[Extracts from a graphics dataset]
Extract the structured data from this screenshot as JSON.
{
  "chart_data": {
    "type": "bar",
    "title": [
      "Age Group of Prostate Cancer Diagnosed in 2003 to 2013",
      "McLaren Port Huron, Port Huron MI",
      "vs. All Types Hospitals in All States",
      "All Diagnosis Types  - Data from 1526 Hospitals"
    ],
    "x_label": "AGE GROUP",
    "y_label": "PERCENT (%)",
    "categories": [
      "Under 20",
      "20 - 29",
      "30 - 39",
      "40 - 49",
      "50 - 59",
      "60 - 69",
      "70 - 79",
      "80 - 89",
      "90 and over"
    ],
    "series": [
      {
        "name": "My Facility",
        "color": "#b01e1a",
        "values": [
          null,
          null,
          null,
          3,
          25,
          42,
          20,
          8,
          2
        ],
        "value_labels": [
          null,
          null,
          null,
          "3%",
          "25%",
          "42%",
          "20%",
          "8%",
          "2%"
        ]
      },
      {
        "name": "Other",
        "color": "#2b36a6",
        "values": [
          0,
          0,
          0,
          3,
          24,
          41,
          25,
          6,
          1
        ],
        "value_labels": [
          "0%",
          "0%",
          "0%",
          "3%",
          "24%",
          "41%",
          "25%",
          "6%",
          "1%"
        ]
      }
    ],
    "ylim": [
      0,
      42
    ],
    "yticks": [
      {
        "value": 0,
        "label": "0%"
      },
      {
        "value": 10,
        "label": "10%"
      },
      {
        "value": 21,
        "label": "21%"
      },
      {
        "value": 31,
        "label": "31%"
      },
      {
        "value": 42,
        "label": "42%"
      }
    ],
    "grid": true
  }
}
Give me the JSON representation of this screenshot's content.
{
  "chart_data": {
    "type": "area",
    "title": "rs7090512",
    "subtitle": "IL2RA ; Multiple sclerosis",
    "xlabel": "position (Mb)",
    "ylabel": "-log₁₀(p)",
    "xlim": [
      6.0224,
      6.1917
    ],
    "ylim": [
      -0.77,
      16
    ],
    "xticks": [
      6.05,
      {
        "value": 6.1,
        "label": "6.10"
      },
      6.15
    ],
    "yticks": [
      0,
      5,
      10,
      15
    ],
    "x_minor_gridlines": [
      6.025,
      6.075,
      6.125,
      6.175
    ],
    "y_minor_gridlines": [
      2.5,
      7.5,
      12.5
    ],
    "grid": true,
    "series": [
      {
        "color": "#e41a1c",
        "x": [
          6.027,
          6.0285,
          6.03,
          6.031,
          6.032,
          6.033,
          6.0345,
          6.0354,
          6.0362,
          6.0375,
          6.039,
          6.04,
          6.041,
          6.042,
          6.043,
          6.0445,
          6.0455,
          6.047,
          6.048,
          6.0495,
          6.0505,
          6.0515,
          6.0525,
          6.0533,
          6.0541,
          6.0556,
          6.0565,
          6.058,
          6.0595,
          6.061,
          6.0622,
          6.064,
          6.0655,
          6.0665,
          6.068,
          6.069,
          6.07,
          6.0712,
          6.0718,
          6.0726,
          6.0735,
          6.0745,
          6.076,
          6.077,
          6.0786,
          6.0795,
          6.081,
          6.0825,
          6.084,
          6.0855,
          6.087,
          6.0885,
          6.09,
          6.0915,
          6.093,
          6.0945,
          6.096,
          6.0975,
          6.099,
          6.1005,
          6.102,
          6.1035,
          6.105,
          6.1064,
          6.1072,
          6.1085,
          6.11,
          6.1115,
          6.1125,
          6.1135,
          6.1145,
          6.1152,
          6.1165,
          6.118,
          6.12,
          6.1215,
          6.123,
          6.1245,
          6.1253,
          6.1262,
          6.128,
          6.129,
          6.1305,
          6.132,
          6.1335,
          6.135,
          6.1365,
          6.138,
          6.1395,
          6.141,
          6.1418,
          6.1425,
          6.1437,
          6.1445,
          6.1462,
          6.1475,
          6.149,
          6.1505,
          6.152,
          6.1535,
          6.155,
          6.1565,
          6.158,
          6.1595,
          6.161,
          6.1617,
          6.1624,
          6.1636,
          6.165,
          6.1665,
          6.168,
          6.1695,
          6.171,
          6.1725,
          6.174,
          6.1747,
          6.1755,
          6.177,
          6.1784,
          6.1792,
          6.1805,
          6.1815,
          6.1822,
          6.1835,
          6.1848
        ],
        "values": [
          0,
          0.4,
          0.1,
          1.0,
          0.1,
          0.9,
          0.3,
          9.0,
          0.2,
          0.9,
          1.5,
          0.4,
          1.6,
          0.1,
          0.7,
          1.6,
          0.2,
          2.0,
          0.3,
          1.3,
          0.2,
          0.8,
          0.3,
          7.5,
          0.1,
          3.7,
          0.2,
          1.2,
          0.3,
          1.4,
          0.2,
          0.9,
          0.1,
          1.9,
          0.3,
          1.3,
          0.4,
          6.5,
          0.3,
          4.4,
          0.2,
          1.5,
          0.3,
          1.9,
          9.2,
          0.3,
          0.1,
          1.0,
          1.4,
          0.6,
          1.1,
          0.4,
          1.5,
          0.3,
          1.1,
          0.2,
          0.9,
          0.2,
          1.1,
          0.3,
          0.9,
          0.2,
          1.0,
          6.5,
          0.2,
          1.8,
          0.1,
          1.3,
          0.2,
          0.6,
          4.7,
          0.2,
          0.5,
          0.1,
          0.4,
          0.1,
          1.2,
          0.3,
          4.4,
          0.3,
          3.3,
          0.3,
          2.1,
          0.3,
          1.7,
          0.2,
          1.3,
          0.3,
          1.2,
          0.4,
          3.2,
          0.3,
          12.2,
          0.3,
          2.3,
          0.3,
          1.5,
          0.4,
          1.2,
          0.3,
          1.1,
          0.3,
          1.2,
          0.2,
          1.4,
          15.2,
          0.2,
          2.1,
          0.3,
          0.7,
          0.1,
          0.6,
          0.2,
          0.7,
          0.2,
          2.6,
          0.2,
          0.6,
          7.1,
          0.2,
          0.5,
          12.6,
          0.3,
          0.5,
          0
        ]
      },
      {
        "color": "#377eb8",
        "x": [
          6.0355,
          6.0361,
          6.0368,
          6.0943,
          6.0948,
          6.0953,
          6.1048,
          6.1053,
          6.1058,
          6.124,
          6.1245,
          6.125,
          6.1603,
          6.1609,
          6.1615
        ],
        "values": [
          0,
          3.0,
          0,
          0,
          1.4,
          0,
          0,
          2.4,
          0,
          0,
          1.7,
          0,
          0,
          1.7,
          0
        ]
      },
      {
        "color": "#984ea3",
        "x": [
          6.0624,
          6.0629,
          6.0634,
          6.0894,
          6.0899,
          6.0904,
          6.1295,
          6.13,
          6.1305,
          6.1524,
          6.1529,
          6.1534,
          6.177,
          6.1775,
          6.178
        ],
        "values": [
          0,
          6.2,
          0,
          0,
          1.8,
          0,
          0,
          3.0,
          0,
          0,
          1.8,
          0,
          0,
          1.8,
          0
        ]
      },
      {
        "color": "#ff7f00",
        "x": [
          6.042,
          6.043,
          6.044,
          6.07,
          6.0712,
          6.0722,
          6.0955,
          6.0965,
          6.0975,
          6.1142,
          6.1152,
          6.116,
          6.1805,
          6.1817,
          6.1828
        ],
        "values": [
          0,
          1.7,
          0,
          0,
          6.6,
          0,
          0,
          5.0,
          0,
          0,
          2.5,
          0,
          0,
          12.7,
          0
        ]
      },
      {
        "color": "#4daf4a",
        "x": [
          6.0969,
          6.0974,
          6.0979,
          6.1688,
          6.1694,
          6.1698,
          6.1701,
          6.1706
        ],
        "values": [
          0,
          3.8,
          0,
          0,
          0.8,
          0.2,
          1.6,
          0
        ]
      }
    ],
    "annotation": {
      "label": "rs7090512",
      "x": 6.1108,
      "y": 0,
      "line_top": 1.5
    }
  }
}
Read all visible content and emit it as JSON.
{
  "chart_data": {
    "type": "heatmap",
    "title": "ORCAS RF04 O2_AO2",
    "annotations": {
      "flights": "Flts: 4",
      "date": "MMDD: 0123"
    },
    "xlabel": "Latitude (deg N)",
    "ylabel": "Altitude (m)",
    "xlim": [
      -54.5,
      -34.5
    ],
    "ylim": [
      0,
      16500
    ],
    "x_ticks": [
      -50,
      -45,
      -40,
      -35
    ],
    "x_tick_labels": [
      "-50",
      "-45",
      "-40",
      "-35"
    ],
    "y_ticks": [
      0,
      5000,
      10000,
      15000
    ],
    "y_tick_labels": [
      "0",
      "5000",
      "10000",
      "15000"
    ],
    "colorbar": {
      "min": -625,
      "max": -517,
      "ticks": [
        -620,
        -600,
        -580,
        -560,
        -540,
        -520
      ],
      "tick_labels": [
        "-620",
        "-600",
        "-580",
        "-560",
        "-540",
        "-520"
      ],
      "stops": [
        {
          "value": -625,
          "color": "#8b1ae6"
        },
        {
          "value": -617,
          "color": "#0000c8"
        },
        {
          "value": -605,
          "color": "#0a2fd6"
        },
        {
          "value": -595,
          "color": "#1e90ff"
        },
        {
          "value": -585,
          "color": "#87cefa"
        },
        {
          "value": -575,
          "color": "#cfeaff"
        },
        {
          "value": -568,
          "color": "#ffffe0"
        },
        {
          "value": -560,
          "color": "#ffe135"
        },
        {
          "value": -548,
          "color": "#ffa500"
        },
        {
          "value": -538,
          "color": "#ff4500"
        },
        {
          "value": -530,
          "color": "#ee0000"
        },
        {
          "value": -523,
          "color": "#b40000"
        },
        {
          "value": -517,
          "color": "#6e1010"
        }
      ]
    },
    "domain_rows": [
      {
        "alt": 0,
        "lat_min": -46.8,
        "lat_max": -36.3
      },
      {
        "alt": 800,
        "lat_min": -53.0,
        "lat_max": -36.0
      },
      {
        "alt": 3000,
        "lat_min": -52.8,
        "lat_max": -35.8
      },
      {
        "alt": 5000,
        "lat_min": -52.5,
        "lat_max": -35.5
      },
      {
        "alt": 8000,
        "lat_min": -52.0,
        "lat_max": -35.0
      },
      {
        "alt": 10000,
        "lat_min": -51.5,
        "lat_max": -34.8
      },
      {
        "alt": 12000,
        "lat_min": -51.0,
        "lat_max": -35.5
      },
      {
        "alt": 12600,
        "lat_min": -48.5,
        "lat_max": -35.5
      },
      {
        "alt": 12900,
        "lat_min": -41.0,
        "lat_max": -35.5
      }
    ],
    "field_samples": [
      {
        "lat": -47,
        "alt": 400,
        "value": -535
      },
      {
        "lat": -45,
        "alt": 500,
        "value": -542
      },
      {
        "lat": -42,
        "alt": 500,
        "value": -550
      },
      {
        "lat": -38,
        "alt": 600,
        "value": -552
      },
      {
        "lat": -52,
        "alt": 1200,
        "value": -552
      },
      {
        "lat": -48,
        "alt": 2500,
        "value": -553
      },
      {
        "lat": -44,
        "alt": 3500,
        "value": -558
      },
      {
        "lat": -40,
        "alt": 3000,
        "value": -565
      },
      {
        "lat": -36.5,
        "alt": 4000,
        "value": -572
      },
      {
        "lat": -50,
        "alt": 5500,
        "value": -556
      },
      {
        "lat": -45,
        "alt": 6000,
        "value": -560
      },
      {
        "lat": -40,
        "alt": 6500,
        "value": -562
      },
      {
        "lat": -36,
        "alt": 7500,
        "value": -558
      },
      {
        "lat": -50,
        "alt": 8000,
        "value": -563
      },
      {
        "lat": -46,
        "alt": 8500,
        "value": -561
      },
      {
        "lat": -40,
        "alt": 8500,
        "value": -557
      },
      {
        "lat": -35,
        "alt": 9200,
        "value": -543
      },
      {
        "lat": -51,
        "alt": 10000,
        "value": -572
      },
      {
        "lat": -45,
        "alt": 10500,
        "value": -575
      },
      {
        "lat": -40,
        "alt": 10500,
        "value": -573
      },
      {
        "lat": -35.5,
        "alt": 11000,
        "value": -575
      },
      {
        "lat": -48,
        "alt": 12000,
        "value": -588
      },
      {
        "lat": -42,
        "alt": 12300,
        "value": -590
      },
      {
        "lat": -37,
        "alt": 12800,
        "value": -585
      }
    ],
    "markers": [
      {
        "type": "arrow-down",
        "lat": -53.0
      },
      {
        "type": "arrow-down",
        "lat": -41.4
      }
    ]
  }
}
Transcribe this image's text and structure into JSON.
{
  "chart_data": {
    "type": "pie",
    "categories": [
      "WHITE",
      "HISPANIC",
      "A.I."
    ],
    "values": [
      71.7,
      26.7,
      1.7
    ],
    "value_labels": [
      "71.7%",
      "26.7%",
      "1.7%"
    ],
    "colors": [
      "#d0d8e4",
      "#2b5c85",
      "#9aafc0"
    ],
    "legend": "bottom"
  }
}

[INSTRUCTION]:
Every line from the one holding "Transcribe this image's" through the final line of the listing must be echoed exactly; leave out all other lines.

[RESPONSE TO THIS EXERCISE]:
Transcribe this image's text and structure into JSON.
{
  "chart_data": {
    "type": "pie",
    "categories": [
      "WHITE",
      "HISPANIC",
      "A.I."
    ],
    "values": [
      71.7,
      26.7,
      1.7
    ],
    "value_labels": [
      "71.7%",
      "26.7%",
      "1.7%"
    ],
    "colors": [
      "#d0d8e4",
      "#2b5c85",
      "#9aafc0"
    ],
    "legend": "bottom"
  }
}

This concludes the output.